Your task is to restate the data word for word.
--- Start PROVIDED RECORDS ---
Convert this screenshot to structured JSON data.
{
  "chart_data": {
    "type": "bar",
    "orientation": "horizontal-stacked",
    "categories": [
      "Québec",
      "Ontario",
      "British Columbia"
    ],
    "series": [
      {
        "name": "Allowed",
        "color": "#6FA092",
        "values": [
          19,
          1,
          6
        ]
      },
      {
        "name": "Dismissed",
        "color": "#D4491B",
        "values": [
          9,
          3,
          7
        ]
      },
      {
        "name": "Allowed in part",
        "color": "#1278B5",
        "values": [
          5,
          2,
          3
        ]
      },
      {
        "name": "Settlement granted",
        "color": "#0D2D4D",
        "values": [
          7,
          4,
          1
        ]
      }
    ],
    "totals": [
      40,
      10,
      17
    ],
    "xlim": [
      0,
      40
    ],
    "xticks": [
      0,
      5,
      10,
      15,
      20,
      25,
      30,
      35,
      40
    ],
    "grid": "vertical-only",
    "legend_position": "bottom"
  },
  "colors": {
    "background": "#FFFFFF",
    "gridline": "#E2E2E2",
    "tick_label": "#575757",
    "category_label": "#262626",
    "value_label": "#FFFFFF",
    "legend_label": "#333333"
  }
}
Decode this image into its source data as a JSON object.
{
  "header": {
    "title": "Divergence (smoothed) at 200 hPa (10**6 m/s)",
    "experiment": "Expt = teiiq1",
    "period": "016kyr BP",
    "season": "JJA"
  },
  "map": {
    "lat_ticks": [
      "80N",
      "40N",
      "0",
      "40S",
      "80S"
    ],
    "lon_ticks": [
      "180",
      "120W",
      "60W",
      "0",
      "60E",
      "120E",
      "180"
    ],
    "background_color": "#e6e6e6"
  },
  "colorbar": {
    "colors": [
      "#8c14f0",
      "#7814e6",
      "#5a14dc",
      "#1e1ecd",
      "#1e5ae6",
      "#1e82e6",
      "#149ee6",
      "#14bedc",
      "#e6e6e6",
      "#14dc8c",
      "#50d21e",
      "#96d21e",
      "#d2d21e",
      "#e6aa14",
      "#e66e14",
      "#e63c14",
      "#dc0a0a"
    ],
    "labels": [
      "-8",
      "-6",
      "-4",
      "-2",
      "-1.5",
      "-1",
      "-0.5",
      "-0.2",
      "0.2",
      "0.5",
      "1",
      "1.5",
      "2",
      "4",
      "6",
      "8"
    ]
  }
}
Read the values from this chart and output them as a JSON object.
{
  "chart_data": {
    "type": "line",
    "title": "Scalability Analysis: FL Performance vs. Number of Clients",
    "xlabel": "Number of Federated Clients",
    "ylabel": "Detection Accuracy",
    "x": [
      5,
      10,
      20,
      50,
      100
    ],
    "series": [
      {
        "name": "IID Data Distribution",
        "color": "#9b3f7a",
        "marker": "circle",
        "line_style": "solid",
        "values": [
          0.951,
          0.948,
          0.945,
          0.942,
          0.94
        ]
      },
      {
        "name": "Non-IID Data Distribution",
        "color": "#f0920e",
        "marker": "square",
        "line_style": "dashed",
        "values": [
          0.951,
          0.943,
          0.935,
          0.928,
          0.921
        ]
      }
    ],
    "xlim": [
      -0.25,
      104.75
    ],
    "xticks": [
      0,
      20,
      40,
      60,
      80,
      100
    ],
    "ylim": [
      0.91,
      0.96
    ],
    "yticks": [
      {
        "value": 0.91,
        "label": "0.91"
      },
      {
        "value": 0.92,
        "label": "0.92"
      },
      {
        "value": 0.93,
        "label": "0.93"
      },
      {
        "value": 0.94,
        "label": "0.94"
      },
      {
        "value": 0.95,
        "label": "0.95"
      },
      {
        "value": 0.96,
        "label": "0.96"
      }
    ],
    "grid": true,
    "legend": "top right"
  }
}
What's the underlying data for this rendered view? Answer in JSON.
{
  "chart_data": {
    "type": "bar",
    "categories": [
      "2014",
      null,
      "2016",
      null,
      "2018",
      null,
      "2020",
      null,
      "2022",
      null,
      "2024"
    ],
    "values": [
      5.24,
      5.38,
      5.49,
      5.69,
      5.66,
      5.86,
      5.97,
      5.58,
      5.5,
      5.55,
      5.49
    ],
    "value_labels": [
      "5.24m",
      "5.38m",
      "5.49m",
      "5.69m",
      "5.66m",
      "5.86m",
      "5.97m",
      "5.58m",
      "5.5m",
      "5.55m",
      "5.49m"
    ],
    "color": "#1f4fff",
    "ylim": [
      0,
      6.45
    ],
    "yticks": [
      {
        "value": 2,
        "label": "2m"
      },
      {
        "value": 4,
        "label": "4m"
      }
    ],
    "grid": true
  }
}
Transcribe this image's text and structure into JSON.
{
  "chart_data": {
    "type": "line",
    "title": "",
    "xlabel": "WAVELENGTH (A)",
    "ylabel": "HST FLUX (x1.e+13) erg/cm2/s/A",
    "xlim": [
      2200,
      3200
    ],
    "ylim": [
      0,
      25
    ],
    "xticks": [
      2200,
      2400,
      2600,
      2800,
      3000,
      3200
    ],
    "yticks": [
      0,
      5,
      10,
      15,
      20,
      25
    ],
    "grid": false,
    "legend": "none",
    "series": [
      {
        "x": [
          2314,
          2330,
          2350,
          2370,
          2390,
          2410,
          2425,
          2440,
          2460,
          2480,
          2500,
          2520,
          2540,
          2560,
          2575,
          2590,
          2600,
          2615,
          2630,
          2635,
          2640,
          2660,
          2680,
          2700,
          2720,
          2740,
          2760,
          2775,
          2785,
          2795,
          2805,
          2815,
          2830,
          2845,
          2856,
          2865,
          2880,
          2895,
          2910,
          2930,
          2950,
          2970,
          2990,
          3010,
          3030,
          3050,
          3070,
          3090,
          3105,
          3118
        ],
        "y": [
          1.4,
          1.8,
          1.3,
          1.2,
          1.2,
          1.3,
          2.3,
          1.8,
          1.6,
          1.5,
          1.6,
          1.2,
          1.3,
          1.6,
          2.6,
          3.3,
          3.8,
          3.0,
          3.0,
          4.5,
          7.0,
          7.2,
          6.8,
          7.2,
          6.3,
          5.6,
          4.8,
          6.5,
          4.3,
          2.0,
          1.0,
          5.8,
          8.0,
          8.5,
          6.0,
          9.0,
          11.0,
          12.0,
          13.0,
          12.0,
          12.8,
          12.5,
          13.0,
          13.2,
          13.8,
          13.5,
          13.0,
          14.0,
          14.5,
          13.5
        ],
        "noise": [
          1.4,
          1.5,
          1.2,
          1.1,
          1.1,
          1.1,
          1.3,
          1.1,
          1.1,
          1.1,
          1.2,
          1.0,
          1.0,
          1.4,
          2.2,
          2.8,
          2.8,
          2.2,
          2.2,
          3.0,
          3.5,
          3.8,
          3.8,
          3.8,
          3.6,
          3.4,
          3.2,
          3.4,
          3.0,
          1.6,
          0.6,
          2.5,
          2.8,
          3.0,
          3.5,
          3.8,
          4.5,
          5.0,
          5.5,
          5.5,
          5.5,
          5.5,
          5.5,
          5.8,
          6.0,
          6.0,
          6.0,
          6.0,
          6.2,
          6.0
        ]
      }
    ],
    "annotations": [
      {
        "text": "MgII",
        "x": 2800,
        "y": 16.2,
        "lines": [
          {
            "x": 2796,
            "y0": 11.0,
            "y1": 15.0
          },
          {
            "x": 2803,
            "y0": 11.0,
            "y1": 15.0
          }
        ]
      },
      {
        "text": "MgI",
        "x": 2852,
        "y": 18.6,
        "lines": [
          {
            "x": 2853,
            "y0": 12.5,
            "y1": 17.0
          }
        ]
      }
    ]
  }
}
--- End PROVIDED RECORDS ---
:: EXPECTED ANSWER ::
Convert this screenshot to structured JSON data.
{
  "chart_data": {
    "type": "bar",
    "orientation": "horizontal-stacked",
    "categories": [
      "Québec",
      "Ontario",
      "British Columbia"
    ],
    "series": [
      {
        "name": "Allowed",
        "color": "#6FA092",
        "values": [
          19,
          1,
          6
        ]
      },
      {
        "name": "Dismissed",
        "color": "#D4491B",
        "values": [
          9,
          3,
          7
        ]
      },
      {
        "name": "Allowed in part",
        "color": "#1278B5",
        "values": [
          5,
          2,
          3
        ]
      },
      {
        "name": "Settlement granted",
        "color": "#0D2D4D",
        "values": [
          7,
          4,
          1
        ]
      }
    ],
    "totals": [
      40,
      10,
      17
    ],
    "xlim": [
      0,
      40
    ],
    "xticks": [
      0,
      5,
      10,
      15,
      20,
      25,
      30,
      35,
      40
    ],
    "grid": "vertical-only",
    "legend_position": "bottom"
  },
  "colors": {
    "background": "#FFFFFF",
    "gridline": "#E2E2E2",
    "tick_label": "#575757",
    "category_label": "#262626",
    "value_label": "#FFFFFF",
    "legend_label": "#333333"
  }
}
Decode this image into its source data as a JSON object.
{
  "header": {
    "title": "Divergence (smoothed) at 200 hPa (10**6 m/s)",
    "experiment": "Expt = teiiq1",
    "period": "016kyr BP",
    "season": "JJA"
  },
  "map": {
    "lat_ticks": [
      "80N",
      "40N",
      "0",
      "40S",
      "80S"
    ],
    "lon_ticks": [
      "180",
      "120W",
      "60W",
      "0",
      "60E",
      "120E",
      "180"
    ],
    "background_color": "#e6e6e6"
  },
  "colorbar": {
    "colors": [
      "#8c14f0",
      "#7814e6",
      "#5a14dc",
      "#1e1ecd",
      "#1e5ae6",
      "#1e82e6",
      "#149ee6",
      "#14bedc",
      "#e6e6e6",
      "#14dc8c",
      "#50d21e",
      "#96d21e",
      "#d2d21e",
      "#e6aa14",
      "#e66e14",
      "#e63c14",
      "#dc0a0a"
    ],
    "labels": [
      "-8",
      "-6",
      "-4",
      "-2",
      "-1.5",
      "-1",
      "-0.5",
      "-0.2",
      "0.2",
      "0.5",
      "1",
      "1.5",
      "2",
      "4",
      "6",
      "8"
    ]
  }
}
Read the values from this chart and output them as a JSON object.
{
  "chart_data": {
    "type": "line",
    "title": "Scalability Analysis: FL Performance vs. Number of Clients",
    "xlabel": "Number of Federated Clients",
    "ylabel": "Detection Accuracy",
    "x": [
      5,
      10,
      20,
      50,
      100
    ],
    "series": [
      {
        "name": "IID Data Distribution",
        "color": "#9b3f7a",
        "marker": "circle",
        "line_style": "solid",
        "values": [
          0.951,
          0.948,
          0.945,
          0.942,
          0.94
        ]
      },
      {
        "name": "Non-IID Data Distribution",
        "color": "#f0920e",
        "marker": "square",
        "line_style": "dashed",
        "values": [
          0.951,
          0.943,
          0.935,
          0.928,
          0.921
        ]
      }
    ],
    "xlim": [
      -0.25,
      104.75
    ],
    "xticks": [
      0,
      20,
      40,
      60,
      80,
      100
    ],
    "ylim": [
      0.91,
      0.96
    ],
    "yticks": [
      {
        "value": 0.91,
        "label": "0.91"
      },
      {
        "value": 0.92,
        "label": "0.92"
      },
      {
        "value": 0.93,
        "label": "0.93"
      },
      {
        "value": 0.94,
        "label": "0.94"
      },
      {
        "value": 0.95,
        "label": "0.95"
      },
      {
        "value": 0.96,
        "label": "0.96"
      }
    ],
    "grid": true,
    "legend": "top right"
  }
}
What's the underlying data for this rendered view? Answer in JSON.
{
  "chart_data": {
    "type": "bar",
    "categories": [
      "2014",
      null,
      "2016",
      null,
      "2018",
      null,
      "2020",
      null,
      "2022",
      null,
      "2024"
    ],
    "values": [
      5.24,
      5.38,
      5.49,
      5.69,
      5.66,
      5.86,
      5.97,
      5.58,
      5.5,
      5.55,
      5.49
    ],
    "value_labels": [
      "5.24m",
      "5.38m",
      "5.49m",
      "5.69m",
      "5.66m",
      "5.86m",
      "5.97m",
      "5.58m",
      "5.5m",
      "5.55m",
      "5.49m"
    ],
    "color": "#1f4fff",
    "ylim": [
      0,
      6.45
    ],
    "yticks": [
      {
        "value": 2,
        "label": "2m"
      },
      {
        "value": 4,
        "label": "4m"
      }
    ],
    "grid": true
  }
}
Transcribe this image's text and structure into JSON.
{
  "chart_data": {
    "type": "line",
    "title": "",
    "xlabel": "WAVELENGTH (A)",
    "ylabel": "HST FLUX (x1.e+13) erg/cm2/s/A",
    "xlim": [
      2200,
      3200
    ],
    "ylim": [
      0,
      25
    ],
    "xticks": [
      2200,
      2400,
      2600,
      2800,
      3000,
      3200
    ],
    "yticks": [
      0,
      5,
      10,
      15,
      20,
      25
    ],
    "grid": false,
    "legend": "none",
    "series": [
      {
        "x": [
          2314,
          2330,
          2350,
          2370,
          2390,
          2410,
          2425,
          2440,
          2460,
          2480,
          2500,
          2520,
          2540,
          2560,
          2575,
          2590,
          2600,
          2615,
          2630,
          2635,
          2640,
          2660,
          2680,
          2700,
          2720,
          2740,
          2760,
          2775,
          2785,
          2795,
          2805,
          2815,
          2830,
          2845,
          2856,
          2865,
          2880,
          2895,
          2910,
          2930,
          2950,
          2970,
          2990,
          3010,
          3030,
          3050,
          3070,
          3090,
          3105,
          3118
        ],
        "y": [
          1.4,
          1.8,
          1.3,
          1.2,
          1.2,
          1.3,
          2.3,
          1.8,
          1.6,
          1.5,
          1.6,
          1.2,
          1.3,
          1.6,
          2.6,
          3.3,
          3.8,
          3.0,
          3.0,
          4.5,
          7.0,
          7.2,
          6.8,
          7.2,
          6.3,
          5.6,
          4.8,
          6.5,
          4.3,
          2.0,
          1.0,
          5.8,
          8.0,
          8.5,
          6.0,
          9.0,
          11.0,
          12.0,
          13.0,
          12.0,
          12.8,
          12.5,
          13.0,
          13.2,
          13.8,
          13.5,
          13.0,
          14.0,
          14.5,
          13.5
        ],
        "noise": [
          1.4,
          1.5,
          1.2,
          1.1,
          1.1,
          1.1,
          1.3,
          1.1,
          1.1,
          1.1,
          1.2,
          1.0,
          1.0,
          1.4,
          2.2,
          2.8,
          2.8,
          2.2,
          2.2,
          3.0,
          3.5,
          3.8,
          3.8,
          3.8,
          3.6,
          3.4,
          3.2,
          3.4,
          3.0,
          1.6,
          0.6,
          2.5,
          2.8,
          3.0,
          3.5,
          3.8,
          4.5,
          5.0,
          5.5,
          5.5,
          5.5,
          5.5,
          5.5,
          5.8,
          6.0,
          6.0,
          6.0,
          6.0,
          6.2,
          6.0
        ]
      }
    ],
    "annotations": [
      {
        "text": "MgII",
        "x": 2800,
        "y": 16.2,
        "lines": [
          {
            "x": 2796,
            "y0": 11.0,
            "y1": 15.0
          },
          {
            "x": 2803,
            "y0": 11.0,
            "y1": 15.0
          }
        ]
      },
      {
        "text": "MgI",
        "x": 2852,
        "y": 18.6,
        "lines": [
          {
            "x": 2853,
            "y0": 12.5,
            "y1": 17.0
          }
        ]
      }
    ]
  }
}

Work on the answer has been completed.